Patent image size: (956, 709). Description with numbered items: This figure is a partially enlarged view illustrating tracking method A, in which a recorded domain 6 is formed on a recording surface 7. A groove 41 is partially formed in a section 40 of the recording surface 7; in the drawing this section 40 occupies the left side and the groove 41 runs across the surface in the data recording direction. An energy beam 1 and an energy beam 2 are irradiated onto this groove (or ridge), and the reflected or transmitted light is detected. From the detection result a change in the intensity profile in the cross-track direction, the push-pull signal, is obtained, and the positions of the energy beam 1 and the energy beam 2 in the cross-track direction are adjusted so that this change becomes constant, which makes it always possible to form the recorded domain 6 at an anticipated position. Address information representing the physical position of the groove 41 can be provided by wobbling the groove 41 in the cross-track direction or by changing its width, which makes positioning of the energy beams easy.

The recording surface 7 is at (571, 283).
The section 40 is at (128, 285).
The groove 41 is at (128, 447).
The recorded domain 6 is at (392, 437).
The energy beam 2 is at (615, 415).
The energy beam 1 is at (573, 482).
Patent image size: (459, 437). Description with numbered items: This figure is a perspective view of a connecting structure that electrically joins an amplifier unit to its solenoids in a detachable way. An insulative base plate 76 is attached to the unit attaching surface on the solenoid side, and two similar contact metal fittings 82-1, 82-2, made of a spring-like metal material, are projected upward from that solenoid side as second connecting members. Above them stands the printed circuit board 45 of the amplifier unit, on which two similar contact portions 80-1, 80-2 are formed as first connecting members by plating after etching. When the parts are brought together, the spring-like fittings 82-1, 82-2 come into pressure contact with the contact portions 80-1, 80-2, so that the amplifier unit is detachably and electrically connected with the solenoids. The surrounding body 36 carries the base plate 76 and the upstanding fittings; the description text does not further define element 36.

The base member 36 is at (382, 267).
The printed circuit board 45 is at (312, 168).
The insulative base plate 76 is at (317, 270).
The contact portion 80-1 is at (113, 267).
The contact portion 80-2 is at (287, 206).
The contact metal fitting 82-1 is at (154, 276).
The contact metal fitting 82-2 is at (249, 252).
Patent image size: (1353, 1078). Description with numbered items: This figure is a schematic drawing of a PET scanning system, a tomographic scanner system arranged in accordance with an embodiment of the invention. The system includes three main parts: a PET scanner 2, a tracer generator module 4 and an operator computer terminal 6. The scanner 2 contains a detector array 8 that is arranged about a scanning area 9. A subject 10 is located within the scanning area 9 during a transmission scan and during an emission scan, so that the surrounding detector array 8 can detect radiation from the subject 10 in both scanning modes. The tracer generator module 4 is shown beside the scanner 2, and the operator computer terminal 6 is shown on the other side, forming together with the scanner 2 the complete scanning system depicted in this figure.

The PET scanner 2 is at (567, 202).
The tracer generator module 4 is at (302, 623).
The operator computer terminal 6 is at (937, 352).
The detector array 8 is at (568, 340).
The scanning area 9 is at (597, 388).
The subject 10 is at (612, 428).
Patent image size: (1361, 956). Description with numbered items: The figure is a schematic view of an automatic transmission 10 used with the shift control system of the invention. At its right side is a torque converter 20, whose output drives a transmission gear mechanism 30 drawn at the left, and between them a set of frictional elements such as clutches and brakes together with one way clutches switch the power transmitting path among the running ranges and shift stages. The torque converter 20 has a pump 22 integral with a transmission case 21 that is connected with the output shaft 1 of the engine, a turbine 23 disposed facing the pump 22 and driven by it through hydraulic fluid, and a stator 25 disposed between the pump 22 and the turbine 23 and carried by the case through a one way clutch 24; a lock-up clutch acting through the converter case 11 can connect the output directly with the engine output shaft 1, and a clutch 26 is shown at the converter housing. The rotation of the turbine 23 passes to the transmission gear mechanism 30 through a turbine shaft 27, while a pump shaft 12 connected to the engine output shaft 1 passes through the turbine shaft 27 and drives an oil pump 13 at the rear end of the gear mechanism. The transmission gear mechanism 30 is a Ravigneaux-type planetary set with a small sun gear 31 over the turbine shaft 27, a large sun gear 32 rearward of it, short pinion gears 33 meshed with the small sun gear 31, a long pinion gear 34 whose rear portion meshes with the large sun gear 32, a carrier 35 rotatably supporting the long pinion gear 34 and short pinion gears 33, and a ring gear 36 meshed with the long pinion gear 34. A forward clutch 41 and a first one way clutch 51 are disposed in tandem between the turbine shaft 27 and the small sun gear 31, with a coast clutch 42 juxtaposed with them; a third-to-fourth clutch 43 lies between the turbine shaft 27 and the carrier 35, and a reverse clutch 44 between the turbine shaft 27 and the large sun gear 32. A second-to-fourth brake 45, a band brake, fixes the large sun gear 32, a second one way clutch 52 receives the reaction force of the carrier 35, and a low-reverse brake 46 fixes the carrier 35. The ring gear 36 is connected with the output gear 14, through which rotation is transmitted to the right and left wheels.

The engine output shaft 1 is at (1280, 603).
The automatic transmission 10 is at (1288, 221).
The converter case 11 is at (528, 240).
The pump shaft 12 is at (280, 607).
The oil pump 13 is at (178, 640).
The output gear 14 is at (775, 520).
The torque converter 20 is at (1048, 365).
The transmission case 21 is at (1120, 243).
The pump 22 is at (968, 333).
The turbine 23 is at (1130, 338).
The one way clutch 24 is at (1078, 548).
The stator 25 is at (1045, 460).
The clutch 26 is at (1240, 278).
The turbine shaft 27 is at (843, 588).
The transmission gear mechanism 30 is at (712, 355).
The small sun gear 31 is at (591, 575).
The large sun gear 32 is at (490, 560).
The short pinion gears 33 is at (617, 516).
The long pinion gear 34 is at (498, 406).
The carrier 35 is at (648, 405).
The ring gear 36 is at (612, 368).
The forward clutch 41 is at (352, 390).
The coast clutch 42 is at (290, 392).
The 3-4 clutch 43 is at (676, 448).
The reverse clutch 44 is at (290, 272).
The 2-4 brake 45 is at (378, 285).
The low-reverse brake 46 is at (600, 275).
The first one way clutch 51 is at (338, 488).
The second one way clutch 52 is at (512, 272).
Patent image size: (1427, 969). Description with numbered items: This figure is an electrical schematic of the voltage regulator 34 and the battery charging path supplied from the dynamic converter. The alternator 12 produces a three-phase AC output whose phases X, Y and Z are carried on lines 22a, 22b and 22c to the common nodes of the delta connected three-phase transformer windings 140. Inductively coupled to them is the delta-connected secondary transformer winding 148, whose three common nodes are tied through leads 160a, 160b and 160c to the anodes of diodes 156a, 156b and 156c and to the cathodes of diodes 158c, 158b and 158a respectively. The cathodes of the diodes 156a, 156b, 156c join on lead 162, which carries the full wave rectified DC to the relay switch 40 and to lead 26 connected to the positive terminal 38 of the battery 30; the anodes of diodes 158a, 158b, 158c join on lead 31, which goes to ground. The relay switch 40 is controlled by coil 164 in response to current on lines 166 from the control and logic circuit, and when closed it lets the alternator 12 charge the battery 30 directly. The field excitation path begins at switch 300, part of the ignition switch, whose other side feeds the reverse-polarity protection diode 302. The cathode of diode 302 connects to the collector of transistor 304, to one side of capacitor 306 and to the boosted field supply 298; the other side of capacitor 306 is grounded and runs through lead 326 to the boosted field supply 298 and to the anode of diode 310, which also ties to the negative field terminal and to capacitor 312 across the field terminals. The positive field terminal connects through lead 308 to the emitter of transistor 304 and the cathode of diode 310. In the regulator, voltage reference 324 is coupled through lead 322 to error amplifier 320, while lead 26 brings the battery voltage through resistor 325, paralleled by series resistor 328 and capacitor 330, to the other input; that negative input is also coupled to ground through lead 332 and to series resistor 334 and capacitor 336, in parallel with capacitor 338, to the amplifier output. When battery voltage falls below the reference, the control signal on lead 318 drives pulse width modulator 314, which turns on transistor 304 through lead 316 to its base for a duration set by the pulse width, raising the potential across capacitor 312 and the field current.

SET PROBLEM
Switch "detachable" to "removable" in the lines starting at the one containing "Patent image size: (459, 437)." and ending at the one containing "The printed circuit board 45 is", keeping everything else the same. Give only those lines.

THE SOLUTION
Patent image size: (459, 437). Description with numbered items: This figure is a perspective view of a connecting structure that electrically joins an amplifier unit to its solenoids in a removable way. An insulative base plate 76 is attached to the unit attaching surface on the solenoid side, and two similar contact metal fittings 82-1, 82-2, made of a spring-like metal material, are projected upward from that solenoid side as second connecting members. Above them stands the printed circuit board 45 of the amplifier unit, on which two similar contact portions 80-1, 80-2 are formed as first connecting members by plating after etching. When the parts are brought together, the spring-like fittings 82-1, 82-2 come into pressure contact with the contact portions 80-1, 80-2, so that the amplifier unit is detachably and electrically connected with the solenoids. The surrounding body 36 carries the base plate 76 and the upstanding fittings; the description text does not further define element 36.

The base member 36 is at (382, 267).
The printed circuit board 45 is at (312, 168).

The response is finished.